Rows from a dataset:
════════════════

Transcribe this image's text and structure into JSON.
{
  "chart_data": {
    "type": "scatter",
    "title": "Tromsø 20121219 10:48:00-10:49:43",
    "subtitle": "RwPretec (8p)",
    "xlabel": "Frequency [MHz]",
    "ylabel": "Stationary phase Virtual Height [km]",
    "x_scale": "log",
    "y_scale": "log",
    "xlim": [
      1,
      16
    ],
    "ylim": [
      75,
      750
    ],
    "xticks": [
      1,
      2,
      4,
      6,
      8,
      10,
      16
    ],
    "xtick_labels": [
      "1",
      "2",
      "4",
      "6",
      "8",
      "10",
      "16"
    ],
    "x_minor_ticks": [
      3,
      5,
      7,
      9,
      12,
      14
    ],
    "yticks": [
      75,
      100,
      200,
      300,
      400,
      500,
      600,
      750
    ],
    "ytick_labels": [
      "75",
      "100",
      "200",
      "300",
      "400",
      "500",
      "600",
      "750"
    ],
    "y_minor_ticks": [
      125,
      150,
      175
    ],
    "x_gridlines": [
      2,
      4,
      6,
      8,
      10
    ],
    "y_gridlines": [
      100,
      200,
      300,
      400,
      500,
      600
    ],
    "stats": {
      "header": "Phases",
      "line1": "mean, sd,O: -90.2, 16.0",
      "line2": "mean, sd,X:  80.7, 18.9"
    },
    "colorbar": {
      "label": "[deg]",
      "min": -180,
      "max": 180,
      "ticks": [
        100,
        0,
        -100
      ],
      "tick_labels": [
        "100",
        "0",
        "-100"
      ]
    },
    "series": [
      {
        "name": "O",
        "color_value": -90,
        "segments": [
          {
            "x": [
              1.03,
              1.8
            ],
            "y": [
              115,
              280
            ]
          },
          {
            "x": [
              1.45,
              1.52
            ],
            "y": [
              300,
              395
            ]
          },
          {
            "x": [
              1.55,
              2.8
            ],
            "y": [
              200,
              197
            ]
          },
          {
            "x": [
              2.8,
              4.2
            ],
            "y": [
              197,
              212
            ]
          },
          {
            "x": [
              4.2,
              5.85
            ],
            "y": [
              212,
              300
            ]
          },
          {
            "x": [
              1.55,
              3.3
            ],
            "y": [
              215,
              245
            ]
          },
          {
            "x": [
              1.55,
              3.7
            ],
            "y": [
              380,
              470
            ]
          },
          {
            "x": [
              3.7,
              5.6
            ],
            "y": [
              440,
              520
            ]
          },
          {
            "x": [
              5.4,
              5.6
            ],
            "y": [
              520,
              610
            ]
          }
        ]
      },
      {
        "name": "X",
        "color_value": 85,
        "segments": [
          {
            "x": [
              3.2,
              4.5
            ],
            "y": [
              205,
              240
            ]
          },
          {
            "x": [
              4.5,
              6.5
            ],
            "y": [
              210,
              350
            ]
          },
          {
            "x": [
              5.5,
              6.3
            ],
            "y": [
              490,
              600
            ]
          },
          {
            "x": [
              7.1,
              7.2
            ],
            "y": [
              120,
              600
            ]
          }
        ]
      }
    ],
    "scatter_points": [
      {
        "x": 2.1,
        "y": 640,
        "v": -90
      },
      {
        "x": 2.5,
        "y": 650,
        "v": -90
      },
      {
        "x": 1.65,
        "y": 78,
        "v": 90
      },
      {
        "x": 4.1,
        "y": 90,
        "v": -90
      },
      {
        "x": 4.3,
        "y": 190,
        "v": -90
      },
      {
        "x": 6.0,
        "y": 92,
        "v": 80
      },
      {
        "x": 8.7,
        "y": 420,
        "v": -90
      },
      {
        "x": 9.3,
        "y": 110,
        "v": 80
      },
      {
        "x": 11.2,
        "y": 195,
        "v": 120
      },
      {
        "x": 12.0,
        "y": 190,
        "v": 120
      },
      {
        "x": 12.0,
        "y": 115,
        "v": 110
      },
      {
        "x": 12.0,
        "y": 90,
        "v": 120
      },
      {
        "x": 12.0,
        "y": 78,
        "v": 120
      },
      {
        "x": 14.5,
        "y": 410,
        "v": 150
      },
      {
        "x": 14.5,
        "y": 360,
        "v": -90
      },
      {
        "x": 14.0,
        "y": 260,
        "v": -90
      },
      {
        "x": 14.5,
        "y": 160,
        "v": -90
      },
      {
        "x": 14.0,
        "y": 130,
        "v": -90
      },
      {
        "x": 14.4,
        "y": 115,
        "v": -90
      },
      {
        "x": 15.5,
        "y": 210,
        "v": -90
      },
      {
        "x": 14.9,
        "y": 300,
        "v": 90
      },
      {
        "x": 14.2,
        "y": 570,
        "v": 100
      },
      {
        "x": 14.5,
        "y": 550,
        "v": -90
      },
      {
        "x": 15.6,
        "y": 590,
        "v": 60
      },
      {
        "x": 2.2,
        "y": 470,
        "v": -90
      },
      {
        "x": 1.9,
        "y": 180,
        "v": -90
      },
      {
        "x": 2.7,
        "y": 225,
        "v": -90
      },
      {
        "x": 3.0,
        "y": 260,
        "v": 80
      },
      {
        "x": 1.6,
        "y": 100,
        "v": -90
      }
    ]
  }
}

════════════════

What you have to do:
All of the entries above must be quoted exactly.

Written answer:
Transcribe this image's text and structure into JSON.
{
  "chart_data": {
    "type": "scatter",
    "title": "Tromsø 20121219 10:48:00-10:49:43",
    "subtitle": "RwPretec (8p)",
    "xlabel": "Frequency [MHz]",
    "ylabel": "Stationary phase Virtual Height [km]",
    "x_scale": "log",
    "y_scale": "log",
    "xlim": [
      1,
      16
    ],
    "ylim": [
      75,
      750
    ],
    "xticks": [
      1,
      2,
      4,
      6,
      8,
      10,
      16
    ],
    "xtick_labels": [
      "1",
      "2",
      "4",
      "6",
      "8",
      "10",
      "16"
    ],
    "x_minor_ticks": [
      3,
      5,
      7,
      9,
      12,
      14
    ],
    "yticks": [
      75,
      100,
      200,
      300,
      400,
      500,
      600,
      750
    ],
    "ytick_labels": [
      "75",
      "100",
      "200",
      "300",
      "400",
      "500",
      "600",
      "750"
    ],
    "y_minor_ticks": [
      125,
      150,
      175
    ],
    "x_gridlines": [
      2,
      4,
      6,
      8,
      10
    ],
    "y_gridlines": [
      100,
      200,
      300,
      400,
      500,
      600
    ],
    "stats": {
      "header": "Phases",
      "line1": "mean, sd,O: -90.2, 16.0",
      "line2": "mean, sd,X:  80.7, 18.9"
    },
    "colorbar": {
      "label": "[deg]",
      "min": -180,
      "max": 180,
      "ticks": [
        100,
        0,
        -100
      ],
      "tick_labels": [
        "100",
        "0",
        "-100"
      ]
    },
    "series": [
      {
        "name": "O",
        "color_value": -90,
        "segments": [
          {
            "x": [
              1.03,
              1.8
            ],
            "y": [
              115,
              280
            ]
          },
          {
            "x": [
              1.45,
              1.52
            ],
            "y": [
              300,
              395
            ]
          },
          {
            "x": [
              1.55,
              2.8
            ],
            "y": [
              200,
              197
            ]
          },
          {
            "x": [
              2.8,
              4.2
            ],
            "y": [
              197,
              212
            ]
          },
          {
            "x": [
              4.2,
              5.85
            ],
            "y": [
              212,
              300
            ]
          },
          {
            "x": [
              1.55,
              3.3
            ],
            "y": [
              215,
              245
            ]
          },
          {
            "x": [
              1.55,
              3.7
            ],
            "y": [
              380,
              470
            ]
          },
          {
            "x": [
              3.7,
              5.6
            ],
            "y": [
              440,
              520
            ]
          },
          {
            "x": [
              5.4,
              5.6
            ],
            "y": [
              520,
              610
            ]
          }
        ]
      },
      {
        "name": "X",
        "color_value": 85,
        "segments": [
          {
            "x": [
              3.2,
              4.5
            ],
            "y": [
              205,
              240
            ]
          },
          {
            "x": [
              4.5,
              6.5
            ],
            "y": [
              210,
              350
            ]
          },
          {
            "x": [
              5.5,
              6.3
            ],
            "y": [
              490,
              600
            ]
          },
          {
            "x": [
              7.1,
              7.2
            ],
            "y": [
              120,
              600
            ]
          }
        ]
      }
    ],
    "scatter_points": [
      {
        "x": 2.1,
        "y": 640,
        "v": -90
      },
      {
        "x": 2.5,
        "y": 650,
        "v": -90
      },
      {
        "x": 1.65,
        "y": 78,
        "v": 90
      },
      {
        "x": 4.1,
        "y": 90,
        "v": -90
      },
      {
        "x": 4.3,
        "y": 190,
        "v": -90
      },
      {
        "x": 6.0,
        "y": 92,
        "v": 80
      },
      {
        "x": 8.7,
        "y": 420,
        "v": -90
      },
      {
        "x": 9.3,
        "y": 110,
        "v": 80
      },
      {
        "x": 11.2,
        "y": 195,
        "v": 120
      },
      {
        "x": 12.0,
        "y": 190,
        "v": 120
      },
      {
        "x": 12.0,
        "y": 115,
        "v": 110
      },
      {
        "x": 12.0,
        "y": 90,
        "v": 120
      },
      {
        "x": 12.0,
        "y": 78,
        "v": 120
      },
      {
        "x": 14.5,
        "y": 410,
        "v": 150
      },
      {
        "x": 14.5,
        "y": 360,
        "v": -90
      },
      {
        "x": 14.0,
        "y": 260,
        "v": -90
      },
      {
        "x": 14.5,
        "y": 160,
        "v": -90
      },
      {
        "x": 14.0,
        "y": 130,
        "v": -90
      },
      {
        "x": 14.4,
        "y": 115,
        "v": -90
      },
      {
        "x": 15.5,
        "y": 210,
        "v": -90
      },
      {
        "x": 14.9,
        "y": 300,
        "v": 90
      },
      {
        "x": 14.2,
        "y": 570,
        "v": 100
      },
      {
        "x": 14.5,
        "y": 550,
        "v": -90
      },
      {
        "x": 15.6,
        "y": 590,
        "v": 60
      },
      {
        "x": 2.2,
        "y": 470,
        "v": -90
      },
      {
        "x": 1.9,
        "y": 180,
        "v": -90
      },
      {
        "x": 2.7,
        "y": 225,
        "v": -90
      },
      {
        "x": 3.0,
        "y": 260,
        "v": 80
      },
      {
        "x": 1.6,
        "y": 100,
        "v": -90
      }
    ]
  }
}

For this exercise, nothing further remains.